Exercise brief: Each line that contains the string "text" counts once; report how many such lines appear in the data, as a number only.
---+---
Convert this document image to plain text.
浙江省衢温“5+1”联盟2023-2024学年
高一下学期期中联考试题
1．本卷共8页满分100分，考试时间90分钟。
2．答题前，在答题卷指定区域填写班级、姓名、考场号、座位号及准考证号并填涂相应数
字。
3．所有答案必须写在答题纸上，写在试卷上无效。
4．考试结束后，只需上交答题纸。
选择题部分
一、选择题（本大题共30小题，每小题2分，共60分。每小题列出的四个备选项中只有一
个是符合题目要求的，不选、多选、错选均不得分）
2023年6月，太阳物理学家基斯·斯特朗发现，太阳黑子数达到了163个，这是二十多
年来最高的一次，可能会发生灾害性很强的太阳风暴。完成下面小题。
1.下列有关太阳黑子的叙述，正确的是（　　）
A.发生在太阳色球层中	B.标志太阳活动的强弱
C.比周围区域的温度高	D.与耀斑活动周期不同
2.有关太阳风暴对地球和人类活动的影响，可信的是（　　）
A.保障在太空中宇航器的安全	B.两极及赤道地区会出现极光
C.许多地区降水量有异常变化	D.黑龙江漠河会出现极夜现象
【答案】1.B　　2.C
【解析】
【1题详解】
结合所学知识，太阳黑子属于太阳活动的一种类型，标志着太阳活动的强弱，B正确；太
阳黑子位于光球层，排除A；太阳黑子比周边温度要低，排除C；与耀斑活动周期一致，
---+---
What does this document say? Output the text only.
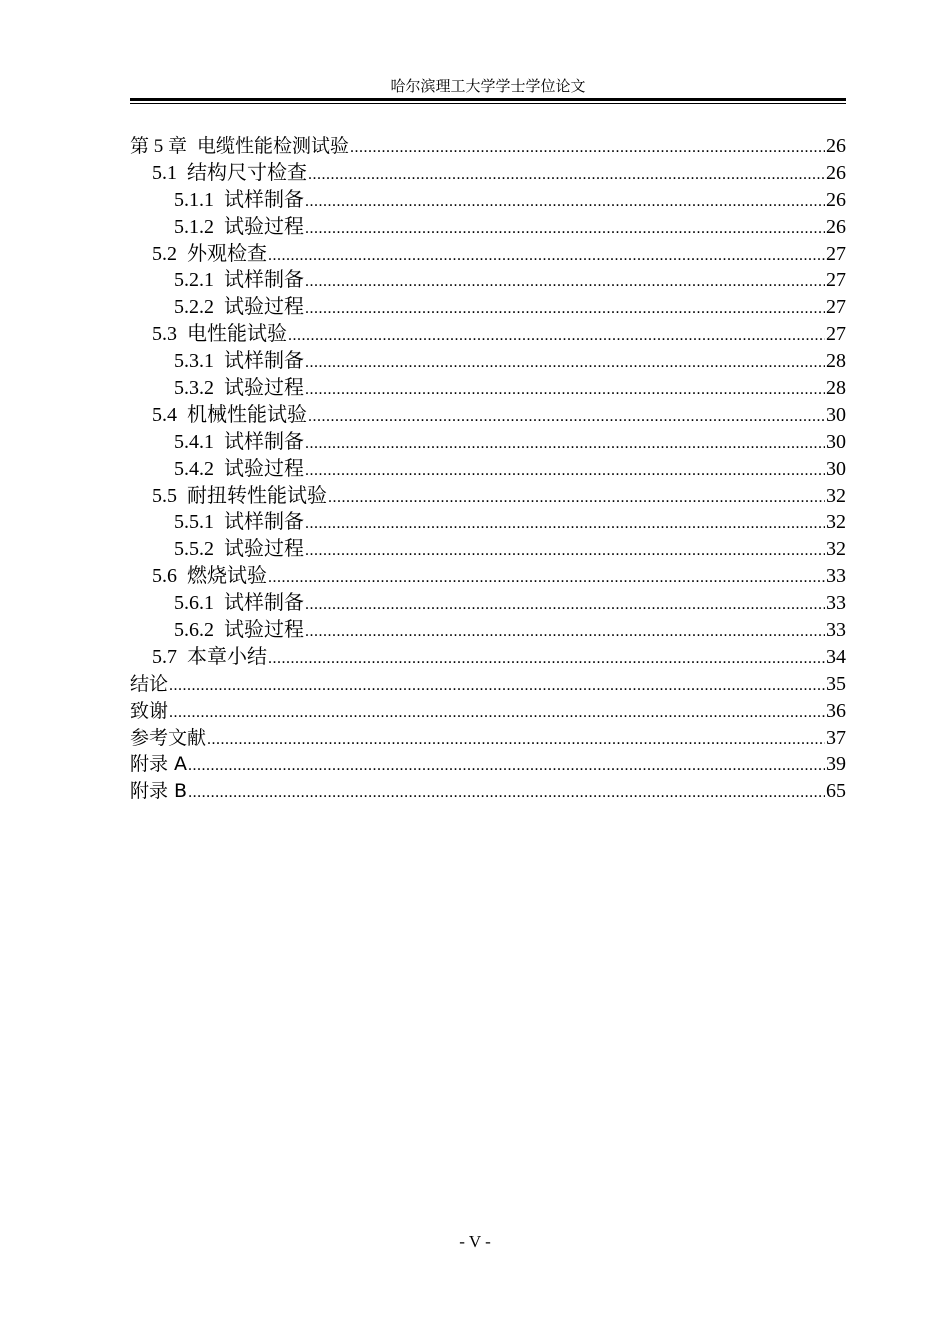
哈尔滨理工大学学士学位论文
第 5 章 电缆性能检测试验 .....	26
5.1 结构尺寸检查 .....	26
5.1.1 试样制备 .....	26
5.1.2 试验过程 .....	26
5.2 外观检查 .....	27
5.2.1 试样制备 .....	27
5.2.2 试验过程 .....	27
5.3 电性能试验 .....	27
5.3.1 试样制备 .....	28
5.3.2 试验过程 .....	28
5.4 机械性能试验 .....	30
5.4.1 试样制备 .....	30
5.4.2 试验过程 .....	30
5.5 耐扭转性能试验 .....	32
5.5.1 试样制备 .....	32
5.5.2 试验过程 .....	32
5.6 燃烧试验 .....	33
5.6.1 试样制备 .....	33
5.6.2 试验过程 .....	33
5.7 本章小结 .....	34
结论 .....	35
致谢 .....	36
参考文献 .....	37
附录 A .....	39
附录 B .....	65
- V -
---+---
Exercise solution: 2